Do private Facebook wall posts fall within the protection of the Federal Stored Communications Act (“SCA”)? The United States District Court of New Jersey ruled they do in Ehling v. Monmouth-Ocean Hospital Service Corp., Civ. No. 2:11-CV-03305 (WJM) (Aug. 20, 2013). So what is the SCA and how could the Court’s ruling affect your HR decisions?
Here is the case in a nutshell. Plaintiff Deborah Ehling, a registered nurse and paramedic, frequently posted comments and photos to her Facebook wall – a wall that limited access to only her Facebook friends. Plaintiff was not shy with her comments. For example, after a shocking shooting in Washington D.C., Plaintiff posted the following:
“[a]n 88 yr old sociopath white supremacist opened fire in the Wash D.C. Holocaust Museum this morning killing an innocent guard (leaving children). Other guards opened fire. The 88 yr old was shot. He survived. I blame the DC paramedics. I want to say 2 things to the DC medics. 1. WHAT WERE YOU THINKING? and 2. This was your opportunity to really make a difference! WTF!!!! And to the other guards ….. go to target practice.”

[Data provided]

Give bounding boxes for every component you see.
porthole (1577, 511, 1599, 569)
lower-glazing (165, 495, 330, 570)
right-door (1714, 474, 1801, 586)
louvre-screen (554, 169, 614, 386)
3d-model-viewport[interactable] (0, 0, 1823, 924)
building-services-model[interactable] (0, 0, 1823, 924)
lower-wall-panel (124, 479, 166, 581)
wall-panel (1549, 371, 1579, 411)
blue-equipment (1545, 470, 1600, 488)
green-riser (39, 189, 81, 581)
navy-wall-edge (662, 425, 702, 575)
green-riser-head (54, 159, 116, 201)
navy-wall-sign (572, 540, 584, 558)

[What you will do]
A. Answer these questions about the text on the Ehling case:
(i) Which court issued the ruling in Ehling v. Monmouth-Ocean Hospital Service Corp.?
(ii) What two occupations does the text give for Deborah Ehling?
(iii) In the quoted Facebook post, whom does Ehling say she blames?
B. Reproduce the part of the text on the Ehling case starting with "Do private Facebook" and going on through "your HR decisions?".

[Solution set]
A.
(i) The United States District Court of New Jersey.
(ii) Registered nurse and paramedic.
(iii) The DC paramedics.

B.
Do private Facebook wall posts fall within the protection of the Federal Stored Communications Act (“SCA”)? The United States District Court of New Jersey ruled they do in Ehling v. Monmouth-Ocean Hospital Service Corp., Civ. No. 2:11-CV-03305 (WJM) (Aug. 20, 2013). So what is the SCA and how could the Court’s ruling affect your HR decisions?